■ Exercise aim
Gather the lines that hold the string "transport".

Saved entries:
○ ○ ○ ○ ○ ○ ○

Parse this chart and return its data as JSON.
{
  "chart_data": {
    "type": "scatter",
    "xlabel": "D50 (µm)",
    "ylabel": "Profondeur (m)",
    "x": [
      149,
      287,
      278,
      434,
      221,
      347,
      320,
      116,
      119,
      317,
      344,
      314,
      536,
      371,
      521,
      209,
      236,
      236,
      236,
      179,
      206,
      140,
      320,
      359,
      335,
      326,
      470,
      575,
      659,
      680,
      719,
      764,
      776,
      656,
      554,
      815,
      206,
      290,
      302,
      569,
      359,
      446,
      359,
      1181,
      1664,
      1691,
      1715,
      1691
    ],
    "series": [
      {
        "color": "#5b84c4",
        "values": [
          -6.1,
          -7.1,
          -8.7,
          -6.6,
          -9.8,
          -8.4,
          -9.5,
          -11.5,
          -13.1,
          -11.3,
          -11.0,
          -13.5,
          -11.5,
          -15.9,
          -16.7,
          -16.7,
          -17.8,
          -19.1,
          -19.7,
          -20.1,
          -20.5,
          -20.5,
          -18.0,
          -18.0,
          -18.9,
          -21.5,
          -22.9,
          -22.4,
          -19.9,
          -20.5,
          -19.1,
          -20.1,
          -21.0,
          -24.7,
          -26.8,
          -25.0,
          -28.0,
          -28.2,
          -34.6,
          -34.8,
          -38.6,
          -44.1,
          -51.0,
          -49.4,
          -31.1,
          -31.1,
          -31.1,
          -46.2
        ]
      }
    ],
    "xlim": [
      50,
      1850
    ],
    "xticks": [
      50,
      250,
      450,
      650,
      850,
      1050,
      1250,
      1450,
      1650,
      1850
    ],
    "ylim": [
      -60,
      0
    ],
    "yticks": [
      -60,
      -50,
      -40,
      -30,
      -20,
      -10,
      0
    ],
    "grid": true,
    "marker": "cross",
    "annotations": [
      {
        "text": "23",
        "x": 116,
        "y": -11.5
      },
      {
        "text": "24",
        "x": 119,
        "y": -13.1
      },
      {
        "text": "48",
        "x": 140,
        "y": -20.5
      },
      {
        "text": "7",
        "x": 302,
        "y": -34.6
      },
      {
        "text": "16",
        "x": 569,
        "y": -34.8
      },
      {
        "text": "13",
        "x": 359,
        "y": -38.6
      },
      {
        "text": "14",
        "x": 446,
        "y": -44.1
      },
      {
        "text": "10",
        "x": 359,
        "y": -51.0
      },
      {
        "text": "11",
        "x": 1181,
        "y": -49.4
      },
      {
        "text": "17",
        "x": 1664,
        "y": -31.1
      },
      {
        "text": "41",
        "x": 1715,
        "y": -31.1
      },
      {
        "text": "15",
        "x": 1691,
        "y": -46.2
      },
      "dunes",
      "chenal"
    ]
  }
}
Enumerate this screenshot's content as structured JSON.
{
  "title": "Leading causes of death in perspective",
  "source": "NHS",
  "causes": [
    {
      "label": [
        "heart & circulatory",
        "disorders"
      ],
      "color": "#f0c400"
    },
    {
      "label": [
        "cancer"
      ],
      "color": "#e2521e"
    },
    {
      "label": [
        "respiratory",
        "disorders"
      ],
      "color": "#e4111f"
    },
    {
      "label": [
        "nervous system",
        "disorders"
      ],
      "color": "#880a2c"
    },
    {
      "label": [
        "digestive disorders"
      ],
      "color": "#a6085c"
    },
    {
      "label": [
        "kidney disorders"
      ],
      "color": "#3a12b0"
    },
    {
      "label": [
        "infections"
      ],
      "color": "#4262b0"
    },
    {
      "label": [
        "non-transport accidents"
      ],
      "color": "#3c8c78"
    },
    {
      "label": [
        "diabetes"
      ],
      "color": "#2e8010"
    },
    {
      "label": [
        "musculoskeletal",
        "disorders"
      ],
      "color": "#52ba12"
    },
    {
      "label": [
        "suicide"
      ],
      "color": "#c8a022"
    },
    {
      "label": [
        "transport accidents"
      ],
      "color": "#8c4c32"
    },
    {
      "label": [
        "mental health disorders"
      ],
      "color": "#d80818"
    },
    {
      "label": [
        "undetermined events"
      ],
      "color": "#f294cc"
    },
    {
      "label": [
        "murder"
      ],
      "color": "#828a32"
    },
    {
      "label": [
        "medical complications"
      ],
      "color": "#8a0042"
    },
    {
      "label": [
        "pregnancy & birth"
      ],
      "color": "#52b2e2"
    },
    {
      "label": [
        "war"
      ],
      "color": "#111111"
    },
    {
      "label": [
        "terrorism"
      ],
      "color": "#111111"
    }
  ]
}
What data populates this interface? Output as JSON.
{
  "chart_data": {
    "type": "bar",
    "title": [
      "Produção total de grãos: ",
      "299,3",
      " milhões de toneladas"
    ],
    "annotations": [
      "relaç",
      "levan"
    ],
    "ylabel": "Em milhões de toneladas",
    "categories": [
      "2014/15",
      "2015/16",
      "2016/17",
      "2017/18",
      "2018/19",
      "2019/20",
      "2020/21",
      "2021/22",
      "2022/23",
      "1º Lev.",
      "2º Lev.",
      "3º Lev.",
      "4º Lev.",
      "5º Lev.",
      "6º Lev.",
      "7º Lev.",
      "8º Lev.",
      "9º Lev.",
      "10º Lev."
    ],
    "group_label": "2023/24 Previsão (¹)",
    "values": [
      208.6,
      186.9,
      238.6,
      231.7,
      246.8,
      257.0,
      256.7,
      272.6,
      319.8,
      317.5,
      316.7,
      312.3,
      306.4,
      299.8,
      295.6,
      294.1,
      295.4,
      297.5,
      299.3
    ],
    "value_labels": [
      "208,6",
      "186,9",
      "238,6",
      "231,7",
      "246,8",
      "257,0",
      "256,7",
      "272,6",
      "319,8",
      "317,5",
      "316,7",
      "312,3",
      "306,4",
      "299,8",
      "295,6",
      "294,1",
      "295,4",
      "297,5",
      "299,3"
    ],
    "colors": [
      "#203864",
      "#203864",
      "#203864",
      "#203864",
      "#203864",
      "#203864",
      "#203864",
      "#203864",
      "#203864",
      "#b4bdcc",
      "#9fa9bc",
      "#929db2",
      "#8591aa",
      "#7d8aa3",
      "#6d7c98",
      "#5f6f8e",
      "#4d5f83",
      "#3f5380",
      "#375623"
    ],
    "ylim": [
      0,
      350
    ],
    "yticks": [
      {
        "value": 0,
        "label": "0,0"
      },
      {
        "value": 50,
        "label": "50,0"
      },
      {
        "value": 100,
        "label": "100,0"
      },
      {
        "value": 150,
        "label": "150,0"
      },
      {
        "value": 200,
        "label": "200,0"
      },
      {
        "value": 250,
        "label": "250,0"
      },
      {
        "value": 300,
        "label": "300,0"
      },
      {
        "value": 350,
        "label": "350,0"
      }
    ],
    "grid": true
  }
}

○ ○ ○ ○ ○ ○ ○

■ Written answer
        "non-transport accidents"
        "transport accidents"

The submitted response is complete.